__GIVEN PROBLEM__: Would you return all of this data exactly, leaving nothing out?

__INFORMATION GIVEN__:
************
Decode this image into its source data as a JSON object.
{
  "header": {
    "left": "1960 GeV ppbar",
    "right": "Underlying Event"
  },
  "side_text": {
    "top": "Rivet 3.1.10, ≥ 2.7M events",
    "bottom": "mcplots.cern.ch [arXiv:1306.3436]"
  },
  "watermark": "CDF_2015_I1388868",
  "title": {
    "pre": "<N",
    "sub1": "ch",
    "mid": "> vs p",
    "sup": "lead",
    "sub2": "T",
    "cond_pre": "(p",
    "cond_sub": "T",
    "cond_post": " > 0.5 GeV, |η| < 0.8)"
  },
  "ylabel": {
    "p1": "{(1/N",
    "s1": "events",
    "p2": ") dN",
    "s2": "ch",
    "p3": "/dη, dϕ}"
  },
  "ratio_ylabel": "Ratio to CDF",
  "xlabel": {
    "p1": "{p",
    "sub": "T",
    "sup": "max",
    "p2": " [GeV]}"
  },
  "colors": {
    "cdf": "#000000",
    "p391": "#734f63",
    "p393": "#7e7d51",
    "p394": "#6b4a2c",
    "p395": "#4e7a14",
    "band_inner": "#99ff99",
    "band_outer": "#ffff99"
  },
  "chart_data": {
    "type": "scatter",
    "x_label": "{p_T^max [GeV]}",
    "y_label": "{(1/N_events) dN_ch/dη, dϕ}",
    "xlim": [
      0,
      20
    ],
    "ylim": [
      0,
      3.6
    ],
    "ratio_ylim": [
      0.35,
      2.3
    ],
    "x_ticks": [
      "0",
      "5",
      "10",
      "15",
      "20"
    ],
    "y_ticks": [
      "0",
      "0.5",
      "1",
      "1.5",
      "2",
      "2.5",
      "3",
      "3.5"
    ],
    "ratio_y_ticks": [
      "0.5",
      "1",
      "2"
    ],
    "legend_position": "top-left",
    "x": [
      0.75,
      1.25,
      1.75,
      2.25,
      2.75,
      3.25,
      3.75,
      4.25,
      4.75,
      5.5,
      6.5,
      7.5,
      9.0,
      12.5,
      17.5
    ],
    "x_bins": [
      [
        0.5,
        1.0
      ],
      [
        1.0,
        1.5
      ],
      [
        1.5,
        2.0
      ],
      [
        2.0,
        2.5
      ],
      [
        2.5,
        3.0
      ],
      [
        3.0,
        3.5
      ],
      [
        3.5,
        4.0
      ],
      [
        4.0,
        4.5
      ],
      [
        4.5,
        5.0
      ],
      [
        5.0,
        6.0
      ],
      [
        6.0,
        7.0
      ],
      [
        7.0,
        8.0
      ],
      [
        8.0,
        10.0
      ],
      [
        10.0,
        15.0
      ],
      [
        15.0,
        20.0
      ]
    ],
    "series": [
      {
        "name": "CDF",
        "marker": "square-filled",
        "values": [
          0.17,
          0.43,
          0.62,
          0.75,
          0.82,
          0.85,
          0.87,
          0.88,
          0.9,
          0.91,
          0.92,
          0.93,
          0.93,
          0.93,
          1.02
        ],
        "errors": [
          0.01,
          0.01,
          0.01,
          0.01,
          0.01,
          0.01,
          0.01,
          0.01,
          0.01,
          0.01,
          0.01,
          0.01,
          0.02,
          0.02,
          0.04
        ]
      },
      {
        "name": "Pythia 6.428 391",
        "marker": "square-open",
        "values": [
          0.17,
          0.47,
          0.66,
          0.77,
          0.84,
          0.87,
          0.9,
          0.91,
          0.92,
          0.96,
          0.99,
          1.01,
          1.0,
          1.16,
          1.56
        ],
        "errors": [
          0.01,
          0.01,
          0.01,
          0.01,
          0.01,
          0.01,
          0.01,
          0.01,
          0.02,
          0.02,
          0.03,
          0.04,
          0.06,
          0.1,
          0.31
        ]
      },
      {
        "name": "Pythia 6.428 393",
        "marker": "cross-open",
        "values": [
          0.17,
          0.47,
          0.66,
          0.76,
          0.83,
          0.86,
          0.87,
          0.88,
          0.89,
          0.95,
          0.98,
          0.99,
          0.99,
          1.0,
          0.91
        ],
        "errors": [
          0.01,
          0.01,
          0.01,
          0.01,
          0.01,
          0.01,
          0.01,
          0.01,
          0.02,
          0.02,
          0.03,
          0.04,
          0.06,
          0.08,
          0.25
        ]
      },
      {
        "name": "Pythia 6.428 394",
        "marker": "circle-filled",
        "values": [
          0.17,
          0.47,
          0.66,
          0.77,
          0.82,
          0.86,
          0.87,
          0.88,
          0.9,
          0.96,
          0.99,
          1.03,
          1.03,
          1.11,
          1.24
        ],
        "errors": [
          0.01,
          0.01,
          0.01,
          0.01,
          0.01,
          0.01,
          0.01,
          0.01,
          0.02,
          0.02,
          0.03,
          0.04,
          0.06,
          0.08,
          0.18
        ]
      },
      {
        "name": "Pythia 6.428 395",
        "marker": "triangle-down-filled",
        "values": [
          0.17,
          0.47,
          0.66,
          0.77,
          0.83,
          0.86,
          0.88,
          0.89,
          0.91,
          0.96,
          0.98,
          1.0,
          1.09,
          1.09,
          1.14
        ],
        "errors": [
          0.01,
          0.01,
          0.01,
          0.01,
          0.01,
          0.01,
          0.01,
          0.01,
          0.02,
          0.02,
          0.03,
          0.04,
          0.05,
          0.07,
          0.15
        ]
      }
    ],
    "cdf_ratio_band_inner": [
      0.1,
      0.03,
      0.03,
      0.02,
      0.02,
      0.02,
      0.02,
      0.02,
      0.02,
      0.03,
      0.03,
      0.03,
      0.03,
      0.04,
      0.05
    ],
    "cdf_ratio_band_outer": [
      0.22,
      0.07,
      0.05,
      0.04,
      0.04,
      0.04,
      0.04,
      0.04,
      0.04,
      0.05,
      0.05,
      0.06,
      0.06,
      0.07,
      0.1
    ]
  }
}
************
__RESULT FOR THIS EXERCISE__:
Decode this image into its source data as a JSON object.
{
  "header": {
    "left": "1960 GeV ppbar",
    "right": "Underlying Event"
  },
  "side_text": {
    "top": "Rivet 3.1.10, ≥ 2.7M events",
    "bottom": "mcplots.cern.ch [arXiv:1306.3436]"
  },
  "watermark": "CDF_2015_I1388868",
  "title": {
    "pre": "<N",
    "sub1": "ch",
    "mid": "> vs p",
    "sup": "lead",
    "sub2": "T",
    "cond_pre": "(p",
    "cond_sub": "T",
    "cond_post": " > 0.5 GeV, |η| < 0.8)"
  },
  "ylabel": {
    "p1": "{(1/N",
    "s1": "events",
    "p2": ") dN",
    "s2": "ch",
    "p3": "/dη, dϕ}"
  },
  "ratio_ylabel": "Ratio to CDF",
  "xlabel": {
    "p1": "{p",
    "sub": "T",
    "sup": "max",
    "p2": " [GeV]}"
  },
  "colors": {
    "cdf": "#000000",
    "p391": "#734f63",
    "p393": "#7e7d51",
    "p394": "#6b4a2c",
    "p395": "#4e7a14",
    "band_inner": "#99ff99",
    "band_outer": "#ffff99"
  },
  "chart_data": {
    "type": "scatter",
    "x_label": "{p_T^max [GeV]}",
    "y_label": "{(1/N_events) dN_ch/dη, dϕ}",
    "xlim": [
      0,
      20
    ],
    "ylim": [
      0,
      3.6
    ],
    "ratio_ylim": [
      0.35,
      2.3
    ],
    "x_ticks": [
      "0",
      "5",
      "10",
      "15",
      "20"
    ],
    "y_ticks": [
      "0",
      "0.5",
      "1",
      "1.5",
      "2",
      "2.5",
      "3",
      "3.5"
    ],
    "ratio_y_ticks": [
      "0.5",
      "1",
      "2"
    ],
    "legend_position": "top-left",
    "x": [
      0.75,
      1.25,
      1.75,
      2.25,
      2.75,
      3.25,
      3.75,
      4.25,
      4.75,
      5.5,
      6.5,
      7.5,
      9.0,
      12.5,
      17.5
    ],
    "x_bins": [
      [
        0.5,
        1.0
      ],
      [
        1.0,
        1.5
      ],
      [
        1.5,
        2.0
      ],
      [
        2.0,
        2.5
      ],
      [
        2.5,
        3.0
      ],
      [
        3.0,
        3.5
      ],
      [
        3.5,
        4.0
      ],
      [
        4.0,
        4.5
      ],
      [
        4.5,
        5.0
      ],
      [
        5.0,
        6.0
      ],
      [
        6.0,
        7.0
      ],
      [
        7.0,
        8.0
      ],
      [
        8.0,
        10.0
      ],
      [
        10.0,
        15.0
      ],
      [
        15.0,
        20.0
      ]
    ],
    "series": [
      {
        "name": "CDF",
        "marker": "square-filled",
        "values": [
          0.17,
          0.43,
          0.62,
          0.75,
          0.82,
          0.85,
          0.87,
          0.88,
          0.9,
          0.91,
          0.92,
          0.93,
          0.93,
          0.93,
          1.02
        ],
        "errors": [
          0.01,
          0.01,
          0.01,
          0.01,
          0.01,
          0.01,
          0.01,
          0.01,
          0.01,
          0.01,
          0.01,
          0.01,
          0.02,
          0.02,
          0.04
        ]
      },
      {
        "name": "Pythia 6.428 391",
        "marker": "square-open",
        "values": [
          0.17,
          0.47,
          0.66,
          0.77,
          0.84,
          0.87,
          0.9,
          0.91,
          0.92,
          0.96,
          0.99,
          1.01,
          1.0,
          1.16,
          1.56
        ],
        "errors": [
          0.01,
          0.01,
          0.01,
          0.01,
          0.01,
          0.01,
          0.01,
          0.01,
          0.02,
          0.02,
          0.03,
          0.04,
          0.06,
          0.1,
          0.31
        ]
      },
      {
        "name": "Pythia 6.428 393",
        "marker": "cross-open",
        "values": [
          0.17,
          0.47,
          0.66,
          0.76,
          0.83,
          0.86,
          0.87,
          0.88,
          0.89,
          0.95,
          0.98,
          0.99,
          0.99,
          1.0,
          0.91
        ],
        "errors": [
          0.01,
          0.01,
          0.01,
          0.01,
          0.01,
          0.01,
          0.01,
          0.01,
          0.02,
          0.02,
          0.03,
          0.04,
          0.06,
          0.08,
          0.25
        ]
      },
      {
        "name": "Pythia 6.428 394",
        "marker": "circle-filled",
        "values": [
          0.17,
          0.47,
          0.66,
          0.77,
          0.82,
          0.86,
          0.87,
          0.88,
          0.9,
          0.96,
          0.99,
          1.03,
          1.03,
          1.11,
          1.24
        ],
        "errors": [
          0.01,
          0.01,
          0.01,
          0.01,
          0.01,
          0.01,
          0.01,
          0.01,
          0.02,
          0.02,
          0.03,
          0.04,
          0.06,
          0.08,
          0.18
        ]
      },
      {
        "name": "Pythia 6.428 395",
        "marker": "triangle-down-filled",
        "values": [
          0.17,
          0.47,
          0.66,
          0.77,
          0.83,
          0.86,
          0.88,
          0.89,
          0.91,
          0.96,
          0.98,
          1.0,
          1.09,
          1.09,
          1.14
        ],
        "errors": [
          0.01,
          0.01,
          0.01,
          0.01,
          0.01,
          0.01,
          0.01,
          0.01,
          0.02,
          0.02,
          0.03,
          0.04,
          0.05,
          0.07,
          0.15
        ]
      }
    ],
    "cdf_ratio_band_inner": [
      0.1,
      0.03,
      0.03,
      0.02,
      0.02,
      0.02,
      0.02,
      0.02,
      0.02,
      0.03,
      0.03,
      0.03,
      0.03,
      0.04,
      0.05
    ],
    "cdf_ratio_band_outer": [
      0.22,
      0.07,
      0.05,
      0.04,
      0.04,
      0.04,
      0.04,
      0.04,
      0.04,
      0.05,
      0.05,
      0.06,
      0.06,
      0.07,
      0.1
    ]
  }
}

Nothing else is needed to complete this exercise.